Given records:
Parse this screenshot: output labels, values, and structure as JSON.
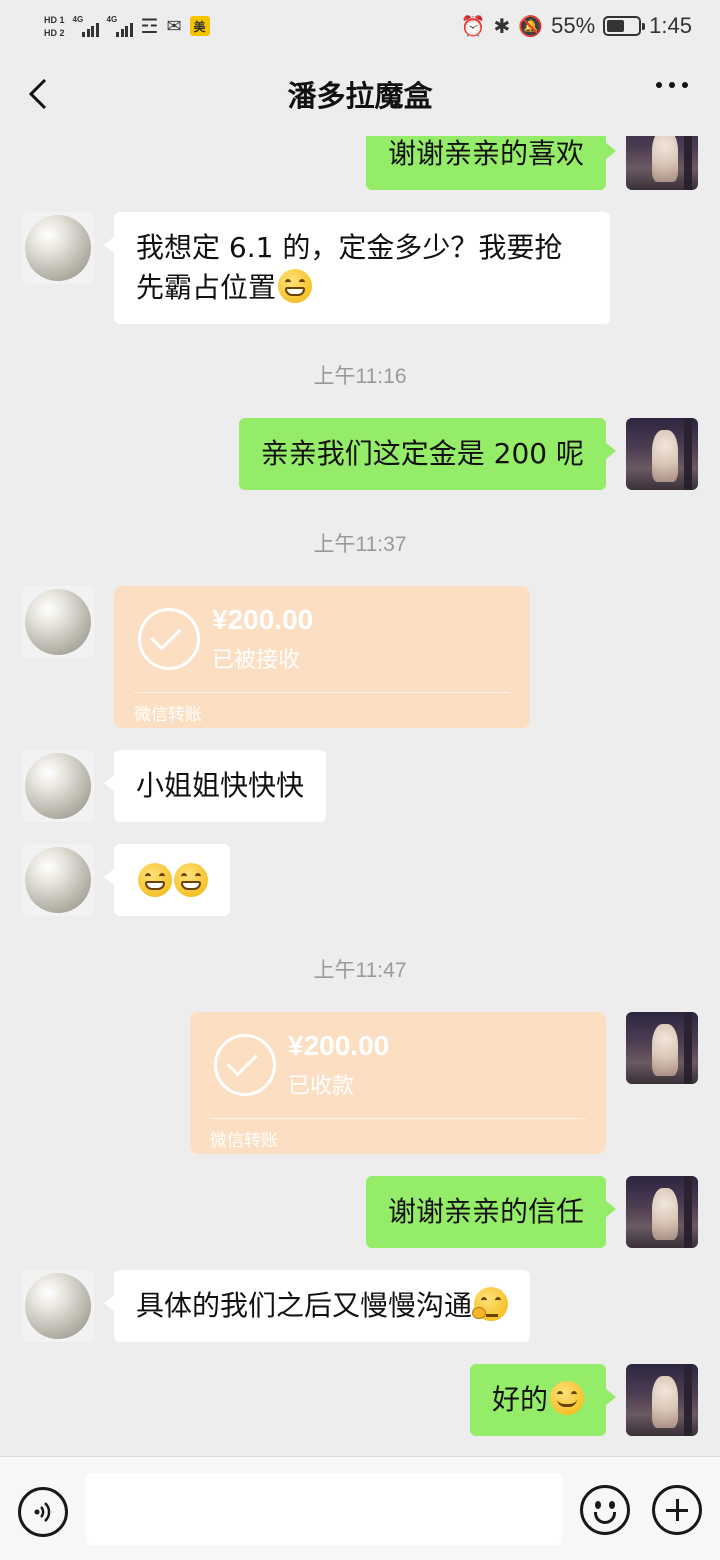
{
  "status_bar": {
    "hd1": "HD 1",
    "hd2": "HD 2",
    "net1": "4G",
    "net2": "4G",
    "app_badge": "美",
    "battery_percent": "55%",
    "battery_level": 0.55,
    "time": "1:45",
    "icons": [
      "alarm-icon",
      "bluetooth-icon",
      "mute-icon",
      "wifi-icon"
    ]
  },
  "header": {
    "title": "潘多拉魔盒"
  },
  "messages": {
    "m1": {
      "text": "谢谢亲亲的喜欢"
    },
    "m2": {
      "text": "我想定 6.1 的，定金多少？我要抢先霸占位置",
      "emoji": "grin-emoji"
    },
    "t1": "上午11:16",
    "m3": {
      "text": "亲亲我们这定金是 200 呢"
    },
    "t2": "上午11:37",
    "tr1": {
      "amount": "¥200.00",
      "status": "已被接收",
      "label": "微信转账"
    },
    "m4": {
      "text": "小姐姐快快快"
    },
    "m5": {
      "emojis": [
        "grin-emoji",
        "grin-emoji"
      ]
    },
    "t3": "上午11:47",
    "tr2": {
      "amount": "¥200.00",
      "status": "已收款",
      "label": "微信转账"
    },
    "m6": {
      "text": "谢谢亲亲的信任"
    },
    "m7": {
      "text": "具体的我们之后又慢慢沟通",
      "emoji": "thinking-emoji"
    },
    "m8": {
      "text": "好的",
      "emoji": "smile-emoji"
    }
  },
  "colors": {
    "background": "#ededed",
    "incoming_bubble": "#ffffff",
    "outgoing_bubble": "#95ec69",
    "transfer_card": "#fcdfc3",
    "timestamp": "#9a9a9a"
  }
}
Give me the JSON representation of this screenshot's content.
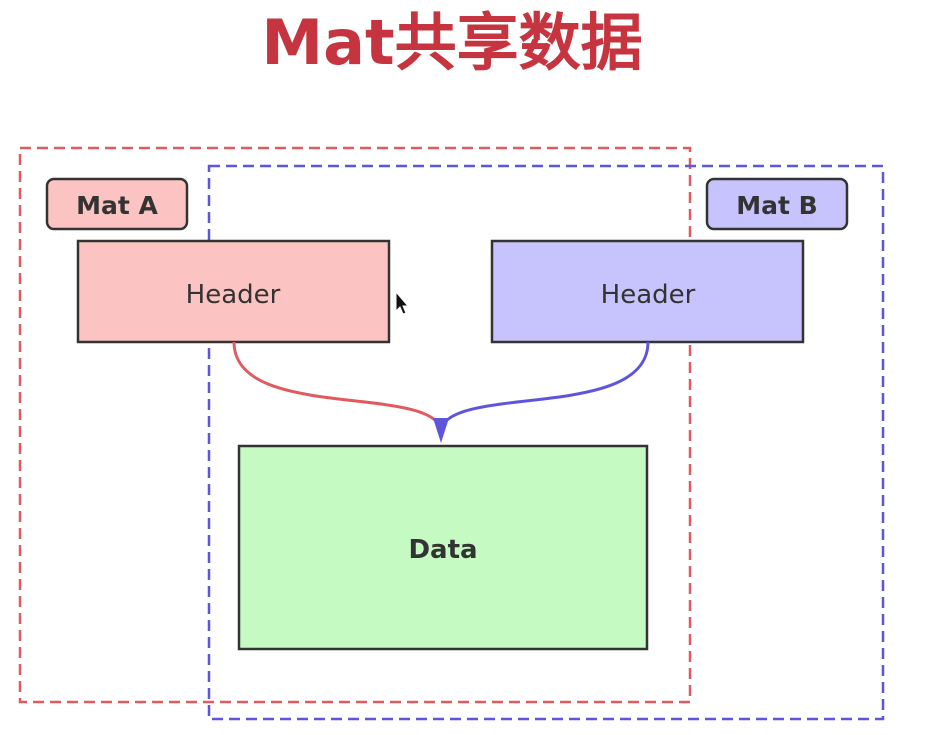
{
  "title": "Mat共享数据",
  "mat_a": {
    "label": "Mat A",
    "header_label": "Header"
  },
  "mat_b": {
    "label": "Mat B",
    "header_label": "Header"
  },
  "data_block": {
    "label": "Data"
  },
  "colors": {
    "title": "#c6353f",
    "mat_a_border": "#e05a5f",
    "mat_a_fill": "#fbc4c2",
    "mat_b_border": "#5f55dd",
    "mat_b_fill": "#c7c4fd",
    "data_fill": "#c5fbc2",
    "outline": "#333333",
    "text": "#333333",
    "cursor": "#111111"
  }
}
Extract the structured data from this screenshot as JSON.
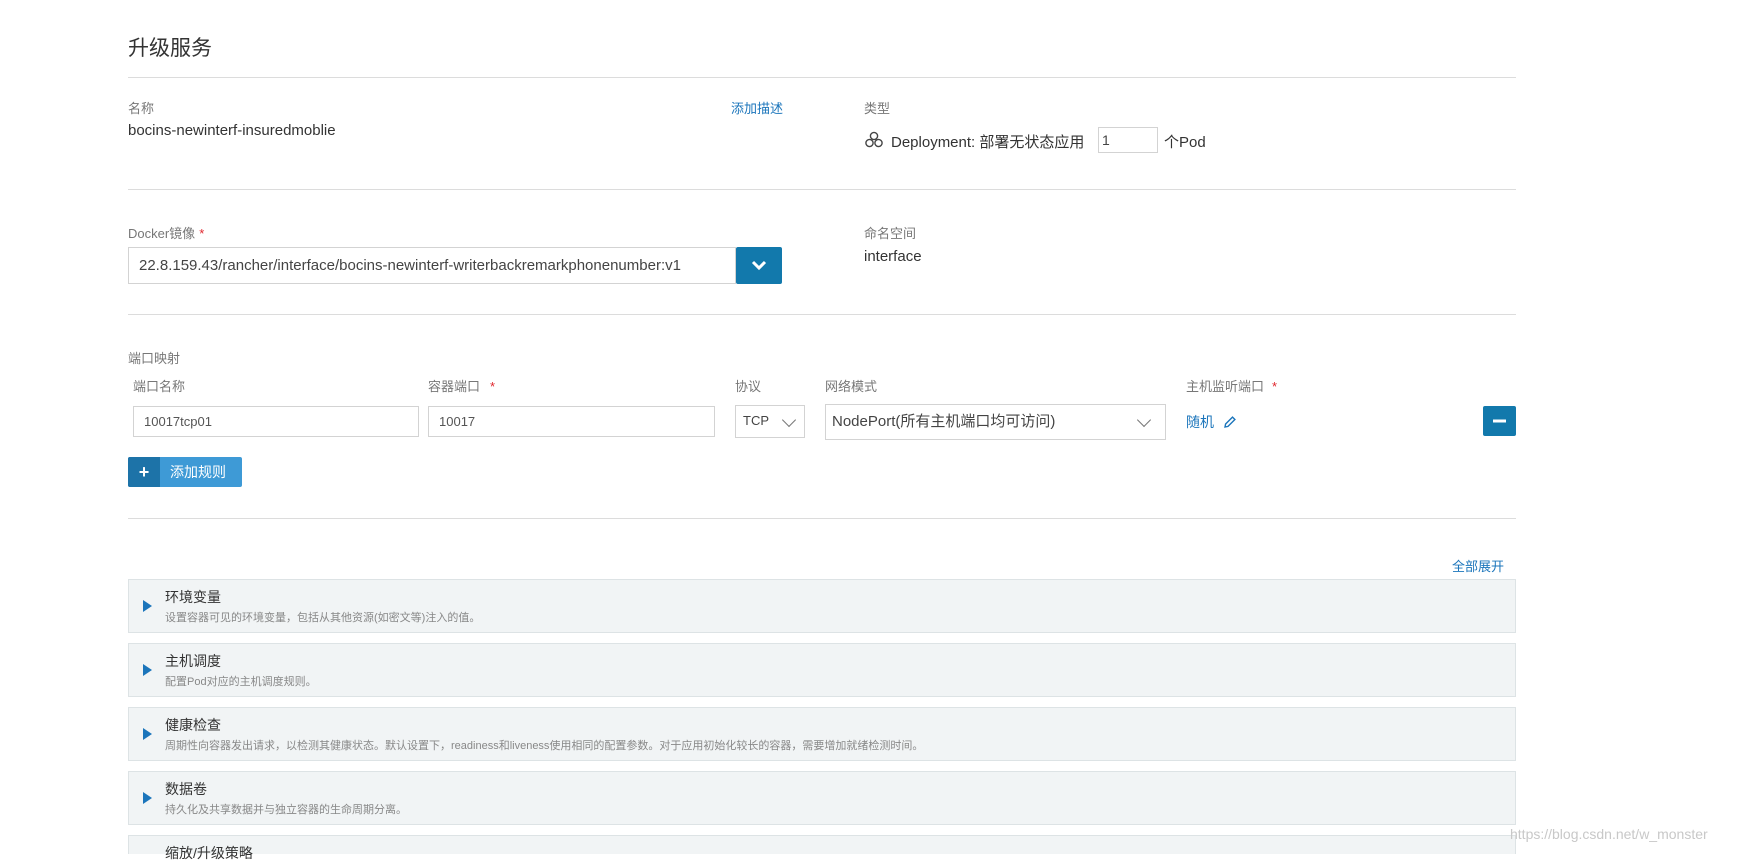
{
  "page_title": "升级服务",
  "name_section": {
    "name_label": "名称",
    "name_value": "bocins-newinterf-insuredmoblie",
    "add_description": "添加描述",
    "type_label": "类型",
    "type_value": "Deployment: 部署无状态应用",
    "pod_count": "1",
    "pod_suffix": "个Pod"
  },
  "image_section": {
    "docker_label": "Docker镜像",
    "required_mark": "*",
    "docker_value": "22.8.159.43/rancher/interface/bocins-newinterf-writerbackremarkphonenumber:v1",
    "namespace_label": "命名空间",
    "namespace_value": "interface"
  },
  "ports": {
    "section_label": "端口映射",
    "col_name": "端口名称",
    "col_container_port": "容器端口",
    "col_protocol": "协议",
    "col_network_mode": "网络模式",
    "col_host_port": "主机监听端口",
    "required_mark": "*",
    "row": {
      "name": "10017tcp01",
      "container_port": "10017",
      "protocol": "TCP",
      "network_mode": "NodePort(所有主机端口均可访问)",
      "host_port": "随机"
    },
    "add_rule": "添加规则"
  },
  "expand_all": "全部展开",
  "panels": [
    {
      "title": "环境变量",
      "desc": "设置容器可见的环境变量，包括从其他资源(如密文等)注入的值。"
    },
    {
      "title": "主机调度",
      "desc": "配置Pod对应的主机调度规则。"
    },
    {
      "title": "健康检查",
      "desc": "周期性向容器发出请求，以检测其健康状态。默认设置下，readiness和liveness使用相同的配置参数。对于应用初始化较长的容器，需要增加就绪检测时间。"
    },
    {
      "title": "数据卷",
      "desc": "持久化及共享数据并与独立容器的生命周期分离。"
    },
    {
      "title": "缩放/升级策略",
      "desc": ""
    }
  ],
  "watermark": "https://blog.csdn.net/w_monster",
  "colors": {
    "accent": "#1b75bb",
    "button": "#1279ac",
    "add_button": "#3e9ad6"
  }
}
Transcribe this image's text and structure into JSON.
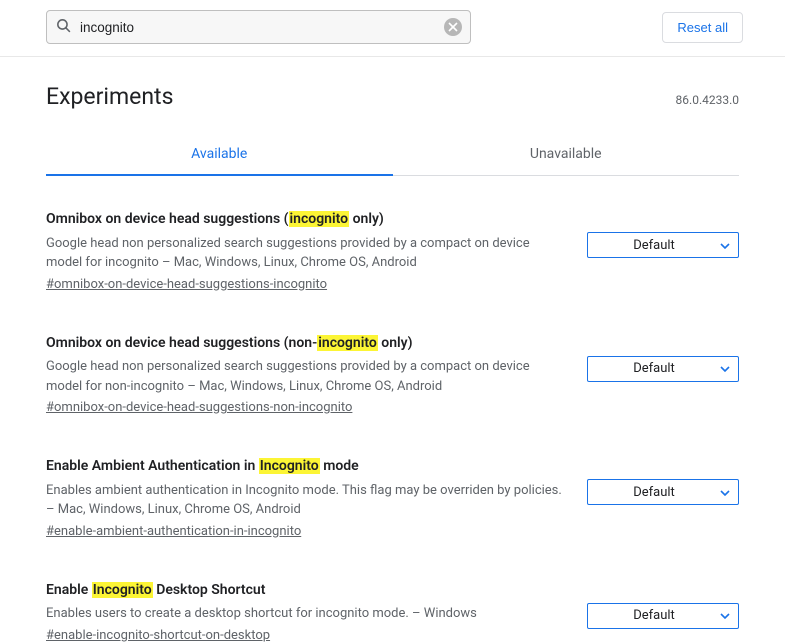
{
  "search": {
    "value": "incognito"
  },
  "reset_label": "Reset all",
  "page_title": "Experiments",
  "version": "86.0.4233.0",
  "tabs": {
    "available": "Available",
    "unavailable": "Unavailable"
  },
  "experiments": [
    {
      "title_pre": "Omnibox on device head suggestions (",
      "title_hl": "incognito",
      "title_post": " only)",
      "desc": "Google head non personalized search suggestions provided by a compact on device model for incognito – Mac, Windows, Linux, Chrome OS, Android",
      "hash": "#omnibox-on-device-head-suggestions-incognito",
      "select": "Default"
    },
    {
      "title_pre": "Omnibox on device head suggestions (non-",
      "title_hl": "incognito",
      "title_post": " only)",
      "desc": "Google head non personalized search suggestions provided by a compact on device model for non-incognito – Mac, Windows, Linux, Chrome OS, Android",
      "hash": "#omnibox-on-device-head-suggestions-non-incognito",
      "select": "Default"
    },
    {
      "title_pre": "Enable Ambient Authentication in ",
      "title_hl": "Incognito",
      "title_post": " mode",
      "desc": "Enables ambient authentication in Incognito mode. This flag may be overriden by policies. – Mac, Windows, Linux, Chrome OS, Android",
      "hash": "#enable-ambient-authentication-in-incognito",
      "select": "Default"
    },
    {
      "title_pre": "Enable ",
      "title_hl": "Incognito",
      "title_post": " Desktop Shortcut",
      "desc": "Enables users to create a desktop shortcut for incognito mode. – Windows",
      "hash": "#enable-incognito-shortcut-on-desktop",
      "select": "Default"
    }
  ]
}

What to work on: Each line of the data is to be duplicated exactly; pictures stay out of the copy.

Written answer:
Parse this screenshot: output labels, values, and structure as JSON.
{
  "status_bar": {
    "hd1": "HD 1",
    "hd2": "HD 2",
    "net1": "4G",
    "net2": "4G",
    "app_badge": "美",
    "battery_percent": "55%",
    "battery_level": 0.55,
    "time": "1:45",
    "icons": [
      "alarm-icon",
      "bluetooth-icon",
      "mute-icon",
      "wifi-icon"
    ]
  },
  "header": {
    "title": "潘多拉魔盒"
  },
  "messages": {
    "m1": {
      "text": "谢谢亲亲的喜欢"
    },
    "m2": {
      "text": "我想定 6.1 的，定金多少？我要抢先霸占位置",
      "emoji": "grin-emoji"
    },
    "t1": "上午11:16",
    "m3": {
      "text": "亲亲我们这定金是 200 呢"
    },
    "t2": "上午11:37",
    "tr1": {
      "amount": "¥200.00",
      "status": "已被接收",
      "label": "微信转账"
    },
    "m4": {
      "text": "小姐姐快快快"
    },
    "m5": {
      "emojis": [
        "grin-emoji",
        "grin-emoji"
      ]
    },
    "t3": "上午11:47",
    "tr2": {
      "amount": "¥200.00",
      "status": "已收款",
      "label": "微信转账"
    },
    "m6": {
      "text": "谢谢亲亲的信任"
    },
    "m7": {
      "text": "具体的我们之后又慢慢沟通",
      "emoji": "thinking-emoji"
    },
    "m8": {
      "text": "好的",
      "emoji": "smile-emoji"
    }
  },
  "colors": {
    "background": "#ededed",
    "incoming_bubble": "#ffffff",
    "outgoing_bubble": "#95ec69",
    "transfer_card": "#fcdfc3",
    "timestamp": "#9a9a9a"
  }
}
Give me the JSON representation of this screenshot's content.
{
  "title": "Mat共享数据",
  "mat_a": {
    "label": "Mat A",
    "header_label": "Header"
  },
  "mat_b": {
    "label": "Mat B",
    "header_label": "Header"
  },
  "data_block": {
    "label": "Data"
  },
  "colors": {
    "title": "#c6353f",
    "mat_a_border": "#e05a5f",
    "mat_a_fill": "#fbc4c2",
    "mat_b_border": "#5f55dd",
    "mat_b_fill": "#c7c4fd",
    "data_fill": "#c5fbc2",
    "outline": "#333333",
    "text": "#333333",
    "cursor": "#111111"
  }
}
Extract the structured data from this screenshot as JSON.
{
  "page_title": "升级服务",
  "name_section": {
    "name_label": "名称",
    "name_value": "bocins-newinterf-insuredmoblie",
    "add_description": "添加描述",
    "type_label": "类型",
    "type_value": "Deployment: 部署无状态应用",
    "pod_count": "1",
    "pod_suffix": "个Pod"
  },
  "image_section": {
    "docker_label": "Docker镜像",
    "required_mark": "*",
    "docker_value": "22.8.159.43/rancher/interface/bocins-newinterf-writerbackremarkphonenumber:v1",
    "namespace_label": "命名空间",
    "namespace_value": "interface"
  },
  "ports": {
    "section_label": "端口映射",
    "col_name": "端口名称",
    "col_container_port": "容器端口",
    "col_protocol": "协议",
    "col_network_mode": "网络模式",
    "col_host_port": "主机监听端口",
    "required_mark": "*",
    "row": {
      "name": "10017tcp01",
      "container_port": "10017",
      "protocol": "TCP",
      "network_mode": "NodePort(所有主机端口均可访问)",
      "host_port": "随机"
    },
    "add_rule": "添加规则"
  },
  "expand_all": "全部展开",
  "panels": [
    {
      "title": "环境变量",
      "desc": "设置容器可见的环境变量，包括从其他资源(如密文等)注入的值。"
    },
    {
      "title": "主机调度",
      "desc": "配置Pod对应的主机调度规则。"
    },
    {
      "title": "健康检查",
      "desc": "周期性向容器发出请求，以检测其健康状态。默认设置下，readiness和liveness使用相同的配置参数。对于应用初始化较长的容器，需要增加就绪检测时间。"
    },
    {
      "title": "数据卷",
      "desc": "持久化及共享数据并与独立容器的生命周期分离。"
    },
    {
      "title": "缩放/升级策略",
      "desc": ""
    }
  ],
  "watermark": "https://blog.csdn.net/w_monster",
  "colors": {
    "accent": "#1b75bb",
    "button": "#1279ac",
    "add_button": "#3e9ad6"
  }
}
Transcribe this image's text and structure into JSON.
{
  "search": {
    "value": "incognito"
  },
  "reset_label": "Reset all",
  "page_title": "Experiments",
  "version": "86.0.4233.0",
  "tabs": {
    "available": "Available",
    "unavailable": "Unavailable"
  },
  "experiments": [
    {
      "title_pre": "Omnibox on device head suggestions (",
      "title_hl": "incognito",
      "title_post": " only)",
      "desc": "Google head non personalized search suggestions provided by a compact on device model for incognito – Mac, Windows, Linux, Chrome OS, Android",
      "hash": "#omnibox-on-device-head-suggestions-incognito",
      "select": "Default"
    },
    {
      "title_pre": "Omnibox on device head suggestions (non-",
      "title_hl": "incognito",
      "title_post": " only)",
      "desc": "Google head non personalized search suggestions provided by a compact on device model for non-incognito – Mac, Windows, Linux, Chrome OS, Android",
      "hash": "#omnibox-on-device-head-suggestions-non-incognito",
      "select": "Default"
    },
    {
      "title_pre": "Enable Ambient Authentication in ",
      "title_hl": "Incognito",
      "title_post": " mode",
      "desc": "Enables ambient authentication in Incognito mode. This flag may be overriden by policies. – Mac, Windows, Linux, Chrome OS, Android",
      "hash": "#enable-ambient-authentication-in-incognito",
      "select": "Default"
    },
    {
      "title_pre": "Enable ",
      "title_hl": "Incognito",
      "title_post": " Desktop Shortcut",
      "desc": "Enables users to create a desktop shortcut for incognito mode. – Windows",
      "hash": "#enable-incognito-shortcut-on-desktop",
      "select": "Default"
    }
  ]
}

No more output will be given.